> [Written instruction] From the entries below, count the lines with "Passport". Write only the count.

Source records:

######

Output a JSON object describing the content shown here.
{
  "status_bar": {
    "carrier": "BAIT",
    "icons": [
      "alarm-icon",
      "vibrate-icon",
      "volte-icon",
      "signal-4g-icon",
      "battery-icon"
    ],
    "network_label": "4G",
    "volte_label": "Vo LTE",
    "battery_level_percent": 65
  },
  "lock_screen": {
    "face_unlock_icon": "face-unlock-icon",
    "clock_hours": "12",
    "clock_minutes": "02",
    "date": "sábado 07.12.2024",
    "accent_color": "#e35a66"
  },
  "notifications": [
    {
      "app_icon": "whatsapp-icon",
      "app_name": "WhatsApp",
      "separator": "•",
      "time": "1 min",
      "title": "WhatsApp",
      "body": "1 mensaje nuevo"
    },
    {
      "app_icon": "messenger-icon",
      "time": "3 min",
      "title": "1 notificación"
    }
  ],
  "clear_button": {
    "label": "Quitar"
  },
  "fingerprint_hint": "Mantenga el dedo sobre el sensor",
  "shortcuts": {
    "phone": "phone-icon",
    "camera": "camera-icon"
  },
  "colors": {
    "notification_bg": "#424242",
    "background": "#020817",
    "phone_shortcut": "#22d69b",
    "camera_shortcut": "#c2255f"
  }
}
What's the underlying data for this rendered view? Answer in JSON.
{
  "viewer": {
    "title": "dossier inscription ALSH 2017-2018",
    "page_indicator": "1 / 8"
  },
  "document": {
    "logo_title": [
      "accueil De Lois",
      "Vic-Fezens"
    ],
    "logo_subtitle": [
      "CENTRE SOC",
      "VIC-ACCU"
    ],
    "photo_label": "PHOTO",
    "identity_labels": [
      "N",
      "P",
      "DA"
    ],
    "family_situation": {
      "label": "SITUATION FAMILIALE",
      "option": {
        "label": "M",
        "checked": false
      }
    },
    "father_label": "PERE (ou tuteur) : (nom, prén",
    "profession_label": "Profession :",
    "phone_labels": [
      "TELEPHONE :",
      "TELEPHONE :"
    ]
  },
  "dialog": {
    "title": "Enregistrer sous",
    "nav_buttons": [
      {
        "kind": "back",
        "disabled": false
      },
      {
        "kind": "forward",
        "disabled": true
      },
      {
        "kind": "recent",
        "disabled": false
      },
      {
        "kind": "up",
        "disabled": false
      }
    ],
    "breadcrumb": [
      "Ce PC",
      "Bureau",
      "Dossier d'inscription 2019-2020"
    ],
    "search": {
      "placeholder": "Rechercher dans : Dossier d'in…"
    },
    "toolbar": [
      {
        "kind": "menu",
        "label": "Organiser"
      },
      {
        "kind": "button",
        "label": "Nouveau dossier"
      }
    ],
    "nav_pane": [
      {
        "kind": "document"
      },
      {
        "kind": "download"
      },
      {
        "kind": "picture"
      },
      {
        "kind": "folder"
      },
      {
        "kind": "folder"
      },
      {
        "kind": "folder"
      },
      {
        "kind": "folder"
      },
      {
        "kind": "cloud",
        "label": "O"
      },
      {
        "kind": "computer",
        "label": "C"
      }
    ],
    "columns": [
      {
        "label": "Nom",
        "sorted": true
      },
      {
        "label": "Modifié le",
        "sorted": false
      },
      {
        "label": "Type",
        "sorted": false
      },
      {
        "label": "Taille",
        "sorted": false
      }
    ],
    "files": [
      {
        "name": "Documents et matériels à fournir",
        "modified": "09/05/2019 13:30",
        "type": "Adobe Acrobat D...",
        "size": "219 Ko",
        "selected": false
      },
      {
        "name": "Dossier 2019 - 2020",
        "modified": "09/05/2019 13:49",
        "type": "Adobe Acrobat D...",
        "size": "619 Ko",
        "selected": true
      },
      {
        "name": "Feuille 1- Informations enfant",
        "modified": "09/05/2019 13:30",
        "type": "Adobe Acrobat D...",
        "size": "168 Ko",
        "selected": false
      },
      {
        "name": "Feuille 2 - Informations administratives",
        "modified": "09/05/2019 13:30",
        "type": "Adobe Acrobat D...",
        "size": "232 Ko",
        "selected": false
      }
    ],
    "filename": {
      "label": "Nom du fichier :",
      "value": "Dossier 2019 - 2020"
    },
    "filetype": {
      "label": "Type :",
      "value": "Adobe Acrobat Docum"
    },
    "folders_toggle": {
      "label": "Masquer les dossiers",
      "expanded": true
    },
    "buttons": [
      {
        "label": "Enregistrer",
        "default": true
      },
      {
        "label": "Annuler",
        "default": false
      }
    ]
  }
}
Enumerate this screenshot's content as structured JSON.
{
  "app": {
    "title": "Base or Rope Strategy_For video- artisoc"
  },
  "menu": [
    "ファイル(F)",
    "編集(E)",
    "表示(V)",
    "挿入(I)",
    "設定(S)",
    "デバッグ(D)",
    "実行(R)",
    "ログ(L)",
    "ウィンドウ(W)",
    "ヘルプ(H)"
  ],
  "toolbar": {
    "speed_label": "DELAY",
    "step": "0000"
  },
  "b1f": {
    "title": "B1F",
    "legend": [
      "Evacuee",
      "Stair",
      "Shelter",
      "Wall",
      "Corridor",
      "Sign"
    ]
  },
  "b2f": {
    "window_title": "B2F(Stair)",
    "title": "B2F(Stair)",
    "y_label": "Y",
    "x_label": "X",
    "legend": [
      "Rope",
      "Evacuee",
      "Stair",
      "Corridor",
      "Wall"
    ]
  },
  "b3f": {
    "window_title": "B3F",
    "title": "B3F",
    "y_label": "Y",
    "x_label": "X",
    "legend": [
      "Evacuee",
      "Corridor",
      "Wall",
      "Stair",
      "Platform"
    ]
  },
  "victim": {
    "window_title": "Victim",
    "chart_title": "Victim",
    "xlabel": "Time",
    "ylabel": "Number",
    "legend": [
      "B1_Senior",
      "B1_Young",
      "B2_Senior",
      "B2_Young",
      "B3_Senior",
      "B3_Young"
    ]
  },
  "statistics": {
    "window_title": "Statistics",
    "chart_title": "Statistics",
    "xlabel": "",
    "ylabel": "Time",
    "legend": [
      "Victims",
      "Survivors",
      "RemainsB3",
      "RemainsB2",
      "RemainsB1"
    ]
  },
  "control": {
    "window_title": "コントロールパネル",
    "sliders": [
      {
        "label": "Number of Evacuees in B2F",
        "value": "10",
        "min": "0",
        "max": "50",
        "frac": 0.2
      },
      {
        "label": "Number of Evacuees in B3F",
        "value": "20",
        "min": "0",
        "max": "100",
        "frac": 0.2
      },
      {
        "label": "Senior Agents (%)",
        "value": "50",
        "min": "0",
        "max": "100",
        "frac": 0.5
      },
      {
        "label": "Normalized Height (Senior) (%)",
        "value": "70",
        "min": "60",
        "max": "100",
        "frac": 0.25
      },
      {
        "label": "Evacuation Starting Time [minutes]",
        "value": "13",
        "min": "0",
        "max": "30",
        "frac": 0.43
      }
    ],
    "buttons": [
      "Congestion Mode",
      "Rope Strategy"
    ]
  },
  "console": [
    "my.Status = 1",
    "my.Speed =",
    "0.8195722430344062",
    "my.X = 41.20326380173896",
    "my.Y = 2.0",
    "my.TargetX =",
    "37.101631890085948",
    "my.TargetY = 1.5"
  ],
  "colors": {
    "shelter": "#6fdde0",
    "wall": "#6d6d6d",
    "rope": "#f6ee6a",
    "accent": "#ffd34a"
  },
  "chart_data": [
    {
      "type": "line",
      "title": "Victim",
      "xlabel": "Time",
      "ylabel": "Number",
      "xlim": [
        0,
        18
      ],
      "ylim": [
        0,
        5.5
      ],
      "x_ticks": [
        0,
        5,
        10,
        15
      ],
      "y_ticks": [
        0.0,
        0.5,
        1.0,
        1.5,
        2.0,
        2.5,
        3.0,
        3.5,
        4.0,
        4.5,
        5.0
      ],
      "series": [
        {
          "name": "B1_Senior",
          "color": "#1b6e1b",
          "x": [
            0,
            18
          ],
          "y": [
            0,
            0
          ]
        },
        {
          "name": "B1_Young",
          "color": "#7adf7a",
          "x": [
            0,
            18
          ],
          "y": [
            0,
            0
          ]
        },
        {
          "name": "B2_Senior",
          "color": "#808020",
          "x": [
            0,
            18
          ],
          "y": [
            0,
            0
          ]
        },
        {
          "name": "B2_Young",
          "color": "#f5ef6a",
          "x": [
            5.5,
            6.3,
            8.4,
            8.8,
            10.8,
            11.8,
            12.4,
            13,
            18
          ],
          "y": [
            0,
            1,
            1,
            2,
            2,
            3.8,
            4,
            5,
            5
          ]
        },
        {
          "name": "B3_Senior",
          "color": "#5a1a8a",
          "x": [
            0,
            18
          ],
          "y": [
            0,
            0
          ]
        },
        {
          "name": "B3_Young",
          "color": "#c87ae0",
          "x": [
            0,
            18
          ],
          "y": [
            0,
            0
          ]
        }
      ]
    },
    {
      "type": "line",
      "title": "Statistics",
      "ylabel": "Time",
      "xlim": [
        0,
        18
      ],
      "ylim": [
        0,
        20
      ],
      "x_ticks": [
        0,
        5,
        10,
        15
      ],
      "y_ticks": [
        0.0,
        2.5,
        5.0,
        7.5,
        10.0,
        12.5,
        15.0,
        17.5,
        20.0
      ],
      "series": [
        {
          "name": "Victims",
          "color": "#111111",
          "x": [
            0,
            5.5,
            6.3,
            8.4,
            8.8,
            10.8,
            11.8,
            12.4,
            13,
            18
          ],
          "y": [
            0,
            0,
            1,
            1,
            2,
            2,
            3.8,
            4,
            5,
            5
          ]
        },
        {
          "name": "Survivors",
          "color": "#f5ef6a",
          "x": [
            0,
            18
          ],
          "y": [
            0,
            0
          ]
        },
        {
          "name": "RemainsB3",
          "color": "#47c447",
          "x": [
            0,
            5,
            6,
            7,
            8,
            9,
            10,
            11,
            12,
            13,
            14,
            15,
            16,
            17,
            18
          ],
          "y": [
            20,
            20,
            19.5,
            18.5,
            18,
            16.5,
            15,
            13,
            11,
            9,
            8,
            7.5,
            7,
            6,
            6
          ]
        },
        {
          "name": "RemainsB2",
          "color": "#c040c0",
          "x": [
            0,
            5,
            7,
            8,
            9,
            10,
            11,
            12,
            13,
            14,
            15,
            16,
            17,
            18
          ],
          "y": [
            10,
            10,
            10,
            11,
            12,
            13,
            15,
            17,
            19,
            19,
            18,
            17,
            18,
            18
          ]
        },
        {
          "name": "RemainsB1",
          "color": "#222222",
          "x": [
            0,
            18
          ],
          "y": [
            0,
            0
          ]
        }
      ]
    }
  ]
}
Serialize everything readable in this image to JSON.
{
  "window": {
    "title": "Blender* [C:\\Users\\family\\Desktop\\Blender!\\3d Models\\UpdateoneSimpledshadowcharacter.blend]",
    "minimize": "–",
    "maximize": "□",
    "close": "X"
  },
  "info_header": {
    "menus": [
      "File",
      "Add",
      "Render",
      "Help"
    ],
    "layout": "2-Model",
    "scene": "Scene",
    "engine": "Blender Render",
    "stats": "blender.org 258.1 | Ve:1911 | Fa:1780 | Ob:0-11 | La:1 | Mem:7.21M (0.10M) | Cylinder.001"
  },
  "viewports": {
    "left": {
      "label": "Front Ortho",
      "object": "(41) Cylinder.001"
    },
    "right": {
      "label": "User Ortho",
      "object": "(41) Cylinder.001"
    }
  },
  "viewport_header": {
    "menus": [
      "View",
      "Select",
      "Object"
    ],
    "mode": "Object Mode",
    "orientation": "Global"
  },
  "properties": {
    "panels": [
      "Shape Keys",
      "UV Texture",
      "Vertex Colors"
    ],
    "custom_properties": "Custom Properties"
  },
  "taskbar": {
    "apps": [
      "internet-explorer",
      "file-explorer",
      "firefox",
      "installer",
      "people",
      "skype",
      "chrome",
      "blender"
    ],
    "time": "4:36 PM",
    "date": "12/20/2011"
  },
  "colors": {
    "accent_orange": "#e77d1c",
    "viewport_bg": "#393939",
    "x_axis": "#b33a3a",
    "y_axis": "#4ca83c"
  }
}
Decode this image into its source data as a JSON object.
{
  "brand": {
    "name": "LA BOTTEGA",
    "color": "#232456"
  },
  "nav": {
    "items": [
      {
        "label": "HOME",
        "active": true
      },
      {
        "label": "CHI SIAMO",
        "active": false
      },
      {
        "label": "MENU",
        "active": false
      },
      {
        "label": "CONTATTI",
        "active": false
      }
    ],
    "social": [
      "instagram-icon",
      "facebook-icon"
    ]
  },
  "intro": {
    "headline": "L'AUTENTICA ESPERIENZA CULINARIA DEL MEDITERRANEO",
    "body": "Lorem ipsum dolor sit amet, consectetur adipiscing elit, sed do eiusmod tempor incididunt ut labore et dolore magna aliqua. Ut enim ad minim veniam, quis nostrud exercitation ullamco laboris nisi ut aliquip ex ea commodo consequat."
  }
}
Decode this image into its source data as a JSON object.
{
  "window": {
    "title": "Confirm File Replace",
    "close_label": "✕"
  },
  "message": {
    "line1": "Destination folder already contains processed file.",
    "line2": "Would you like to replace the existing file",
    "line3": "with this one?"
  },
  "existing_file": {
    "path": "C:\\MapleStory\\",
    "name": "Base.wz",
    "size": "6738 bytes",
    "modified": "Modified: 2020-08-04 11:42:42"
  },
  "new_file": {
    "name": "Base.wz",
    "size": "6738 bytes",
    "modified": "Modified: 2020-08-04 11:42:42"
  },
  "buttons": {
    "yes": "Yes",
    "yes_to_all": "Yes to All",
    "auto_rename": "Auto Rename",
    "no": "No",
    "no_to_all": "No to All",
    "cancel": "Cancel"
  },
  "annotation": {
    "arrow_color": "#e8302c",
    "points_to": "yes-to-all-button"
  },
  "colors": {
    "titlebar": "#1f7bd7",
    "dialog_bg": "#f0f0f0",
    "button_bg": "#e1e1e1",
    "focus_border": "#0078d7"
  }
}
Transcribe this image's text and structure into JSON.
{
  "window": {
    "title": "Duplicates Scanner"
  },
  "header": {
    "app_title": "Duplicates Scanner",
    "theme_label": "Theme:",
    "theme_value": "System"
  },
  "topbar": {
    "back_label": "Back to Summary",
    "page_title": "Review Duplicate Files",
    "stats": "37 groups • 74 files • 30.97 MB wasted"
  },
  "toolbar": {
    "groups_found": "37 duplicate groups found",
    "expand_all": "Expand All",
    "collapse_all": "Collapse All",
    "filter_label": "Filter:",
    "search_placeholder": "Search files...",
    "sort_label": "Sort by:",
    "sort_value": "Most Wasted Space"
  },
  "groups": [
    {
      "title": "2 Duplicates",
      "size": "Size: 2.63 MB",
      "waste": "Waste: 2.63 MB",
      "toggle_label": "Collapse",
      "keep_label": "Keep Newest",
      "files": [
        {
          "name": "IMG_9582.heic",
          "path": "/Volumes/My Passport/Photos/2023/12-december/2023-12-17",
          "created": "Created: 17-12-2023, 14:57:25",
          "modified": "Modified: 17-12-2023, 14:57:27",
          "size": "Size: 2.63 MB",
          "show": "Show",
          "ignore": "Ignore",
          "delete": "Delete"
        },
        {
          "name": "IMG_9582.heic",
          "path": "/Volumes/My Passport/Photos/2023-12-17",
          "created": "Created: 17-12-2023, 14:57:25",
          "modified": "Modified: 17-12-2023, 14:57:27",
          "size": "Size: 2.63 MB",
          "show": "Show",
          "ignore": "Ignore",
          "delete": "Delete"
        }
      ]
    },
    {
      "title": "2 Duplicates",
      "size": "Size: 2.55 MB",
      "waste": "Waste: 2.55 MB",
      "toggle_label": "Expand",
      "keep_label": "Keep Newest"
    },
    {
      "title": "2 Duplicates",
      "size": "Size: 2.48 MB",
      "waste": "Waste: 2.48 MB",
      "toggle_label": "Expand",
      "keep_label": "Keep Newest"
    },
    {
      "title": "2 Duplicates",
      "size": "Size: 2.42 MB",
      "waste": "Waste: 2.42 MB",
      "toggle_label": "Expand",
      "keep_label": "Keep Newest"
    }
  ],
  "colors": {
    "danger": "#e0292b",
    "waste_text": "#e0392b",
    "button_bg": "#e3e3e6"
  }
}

######

> [Solution for this task] 2